▸ **EXERCISE**
Write out the passage in the excerpt below on costs against the solicitor, starting with "2. I have already" and going on through "a negotiating advantage.".

━━ EXCERPT PROVIDED

Costs against the solicitor?

  1. Similar considerations in relation to the conduct of the proceedings apply in any assessment of whether an order should be made against the solicitors for the plaintiffs personally.  However, there are further specific matters of critical importance as orders this kind are only made where there is evidence to support the proposition that the solicitor has acted improperly in commencing or maintaining proceedings, for an improper purpose or otherwise as an abuse of process of the court.  See Flower & Hart v White Industries (Qld) Pty Ltd (1999) 163 ALR 744.

  2. I have already indicated that, on the limited evidence, I cannot draw an inference against the next friends that the litigation was pursued for an improper purpose.  Apart from the result, and the extent of the correspondence, there is no other evidence which touches on the motivation or conduct of the solicitor for the plaintiffs.  The cases, such as Flower & Hart v White Industries (Qld) Pty Ltd above, in which such orders have been made, show that during the course of trial facts emerge which prove how the action was commenced or maintained by the solicitor without regard to proper professional standards or worse.  For example where a solicitor had caused an action to be commenced which was insupportable and alleged fraud for which there was no evidence, for the purpose of gaining his client a negotiating advantage.

━━━━
━━ COLLECTED DATA

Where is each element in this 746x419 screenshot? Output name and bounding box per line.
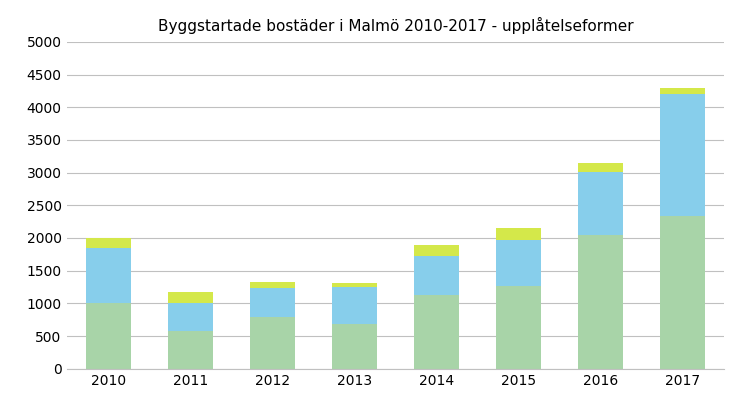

━━━━

▸ **RESPONSE TO THE TASK**
2. I have already indicated that, on the limited evidence, I cannot draw an inference against the next friends that the litigation was pursued for an improper purpose.  Apart from the result, and the extent of the correspondence, there is no other evidence which touches on the motivation or conduct of the solicitor for the plaintiffs.  The cases, such as Flower & Hart v White Industries (Qld) Pty Ltd above, in which such orders have been made, show that during the course of trial facts emerge which prove how the action was commenced or maintained by the solicitor without regard to proper professional standards or worse.  For example where a solicitor had caused an action to be commenced which was insupportable and alleged fraud for which there was no evidence, for the purpose of gaining his client a negotiating advantage.